GIVEN REQUEST — Write the material out again, line by line, exactly as it is.

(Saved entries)
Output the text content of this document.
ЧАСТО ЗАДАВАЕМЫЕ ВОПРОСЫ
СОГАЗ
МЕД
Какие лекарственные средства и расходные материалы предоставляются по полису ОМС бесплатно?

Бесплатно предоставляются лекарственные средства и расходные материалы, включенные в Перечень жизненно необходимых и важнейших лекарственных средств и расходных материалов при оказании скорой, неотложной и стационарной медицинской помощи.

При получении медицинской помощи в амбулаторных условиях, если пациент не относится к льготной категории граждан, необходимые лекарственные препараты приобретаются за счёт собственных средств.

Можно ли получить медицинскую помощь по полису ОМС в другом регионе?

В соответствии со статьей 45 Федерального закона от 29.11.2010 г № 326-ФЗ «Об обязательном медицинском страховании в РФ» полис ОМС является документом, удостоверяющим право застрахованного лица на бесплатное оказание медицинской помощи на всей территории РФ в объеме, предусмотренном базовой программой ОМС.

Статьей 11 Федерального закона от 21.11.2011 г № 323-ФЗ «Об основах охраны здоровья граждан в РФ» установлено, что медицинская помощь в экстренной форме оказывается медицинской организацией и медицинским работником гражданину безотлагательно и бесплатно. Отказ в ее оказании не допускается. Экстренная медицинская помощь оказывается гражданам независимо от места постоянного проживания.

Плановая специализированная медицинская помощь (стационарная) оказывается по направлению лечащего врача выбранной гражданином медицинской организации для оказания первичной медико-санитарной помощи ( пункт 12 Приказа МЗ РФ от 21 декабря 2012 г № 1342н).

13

WORKED ANSWER —
Output the text content of this document.
ЧАСТО ЗАДАВАЕМЫЕ ВОПРОСЫ
СОГАЗ
МЕД
Какие лекарственные средства и расходные материалы предоставляются по полису ОМС бесплатно?

Бесплатно предоставляются лекарственные средства и расходные материалы, включенные в Перечень жизненно необходимых и важнейших лекарственных средств и расходных материалов при оказании скорой, неотложной и стационарной медицинской помощи.

При получении медицинской помощи в амбулаторных условиях, если пациент не относится к льготной категории граждан, необходимые лекарственные препараты приобретаются за счёт собственных средств.

Можно ли получить медицинскую помощь по полису ОМС в другом регионе?

В соответствии со статьей 45 Федерального закона от 29.11.2010 г № 326-ФЗ «Об обязательном медицинском страховании в РФ» полис ОМС является документом, удостоверяющим право застрахованного лица на бесплатное оказание медицинской помощи на всей территории РФ в объеме, предусмотренном базовой программой ОМС.

Статьей 11 Федерального закона от 21.11.2011 г № 323-ФЗ «Об основах охраны здоровья граждан в РФ» установлено, что медицинская помощь в экстренной форме оказывается медицинской организацией и медицинским работником гражданину безотлагательно и бесплатно. Отказ в ее оказании не допускается. Экстренная медицинская помощь оказывается гражданам независимо от места постоянного проживания.

Плановая специализированная медицинская помощь (стационарная) оказывается по направлению лечащего врача выбранной гражданином медицинской организации для оказания первичной медико-санитарной помощи ( пункт 12 Приказа МЗ РФ от 21 декабря 2012 г № 1342н).

13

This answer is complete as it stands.